##### DATASET EXTRACT #####
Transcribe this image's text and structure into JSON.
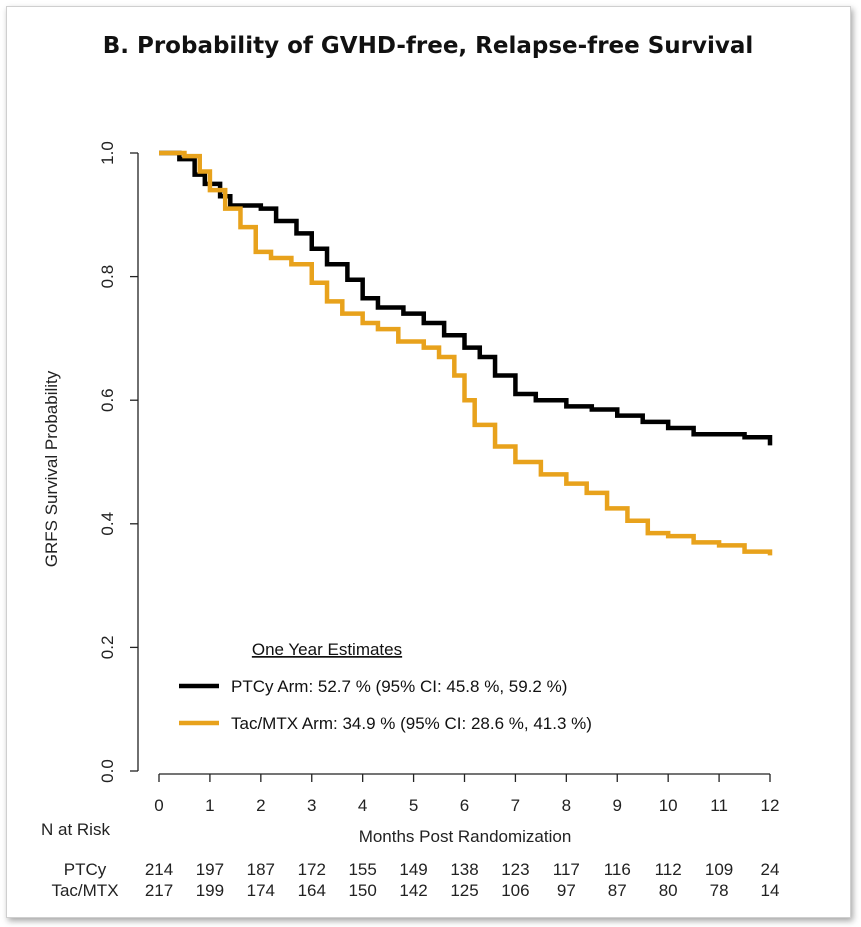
{
  "chart_data": {
    "type": "line",
    "title": "B. Probability of GVHD-free, Relapse-free Survival",
    "xlabel": "Months Post Randomization",
    "ylabel": "GRFS Survival Probability",
    "xlim": [
      0,
      12
    ],
    "ylim": [
      0,
      1
    ],
    "x_ticks": [
      "0",
      "1",
      "2",
      "3",
      "4",
      "5",
      "6",
      "7",
      "8",
      "9",
      "10",
      "11",
      "12"
    ],
    "y_ticks": [
      "0.0",
      "0.2",
      "0.4",
      "0.6",
      "0.8",
      "1.0"
    ],
    "grid": false,
    "legend_heading": "One Year Estimates",
    "series": [
      {
        "name": "PTCy Arm: 52.7 % (95% CI: 45.8 %, 59.2 %)",
        "color": "#000000",
        "points": [
          [
            0,
            1.0
          ],
          [
            0.4,
            0.99
          ],
          [
            0.7,
            0.965
          ],
          [
            0.9,
            0.95
          ],
          [
            1.2,
            0.93
          ],
          [
            1.4,
            0.915
          ],
          [
            2.0,
            0.91
          ],
          [
            2.3,
            0.89
          ],
          [
            2.7,
            0.87
          ],
          [
            3.0,
            0.845
          ],
          [
            3.3,
            0.82
          ],
          [
            3.7,
            0.795
          ],
          [
            4.0,
            0.765
          ],
          [
            4.3,
            0.75
          ],
          [
            4.8,
            0.74
          ],
          [
            5.2,
            0.725
          ],
          [
            5.6,
            0.705
          ],
          [
            6.0,
            0.685
          ],
          [
            6.3,
            0.67
          ],
          [
            6.6,
            0.64
          ],
          [
            7.0,
            0.61
          ],
          [
            7.4,
            0.6
          ],
          [
            8.0,
            0.59
          ],
          [
            8.5,
            0.585
          ],
          [
            9.0,
            0.575
          ],
          [
            9.5,
            0.565
          ],
          [
            10.0,
            0.555
          ],
          [
            10.5,
            0.545
          ],
          [
            11.0,
            0.545
          ],
          [
            11.5,
            0.54
          ],
          [
            12.0,
            0.527
          ]
        ]
      },
      {
        "name": "Tac/MTX Arm: 34.9 % (95% CI: 28.6 %, 41.3 %)",
        "color": "#E8A21C",
        "points": [
          [
            0,
            1.0
          ],
          [
            0.5,
            0.995
          ],
          [
            0.8,
            0.97
          ],
          [
            1.0,
            0.94
          ],
          [
            1.3,
            0.91
          ],
          [
            1.6,
            0.88
          ],
          [
            1.9,
            0.84
          ],
          [
            2.2,
            0.83
          ],
          [
            2.6,
            0.82
          ],
          [
            3.0,
            0.79
          ],
          [
            3.3,
            0.76
          ],
          [
            3.6,
            0.74
          ],
          [
            4.0,
            0.725
          ],
          [
            4.3,
            0.715
          ],
          [
            4.7,
            0.695
          ],
          [
            5.2,
            0.685
          ],
          [
            5.5,
            0.67
          ],
          [
            5.8,
            0.64
          ],
          [
            6.0,
            0.6
          ],
          [
            6.2,
            0.56
          ],
          [
            6.6,
            0.525
          ],
          [
            7.0,
            0.5
          ],
          [
            7.5,
            0.48
          ],
          [
            8.0,
            0.465
          ],
          [
            8.4,
            0.45
          ],
          [
            8.8,
            0.425
          ],
          [
            9.2,
            0.405
          ],
          [
            9.6,
            0.385
          ],
          [
            10.0,
            0.38
          ],
          [
            10.5,
            0.37
          ],
          [
            11.0,
            0.365
          ],
          [
            11.5,
            0.355
          ],
          [
            12.0,
            0.349
          ]
        ]
      }
    ],
    "risk_table": {
      "heading": "N at Risk",
      "rows": [
        {
          "label": "PTCy",
          "values": [
            "214",
            "197",
            "187",
            "172",
            "155",
            "149",
            "138",
            "123",
            "117",
            "116",
            "112",
            "109",
            "24"
          ]
        },
        {
          "label": "Tac/MTX",
          "values": [
            "217",
            "199",
            "174",
            "164",
            "150",
            "142",
            "125",
            "106",
            "97",
            "87",
            "80",
            "78",
            "14"
          ]
        }
      ]
    }
  }
}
#####
PROBLEM DETAILS: What is the number of lines in the listing that include the word "Survival"? Give that number and nothing else.

EXERCISE OUTPUT: 2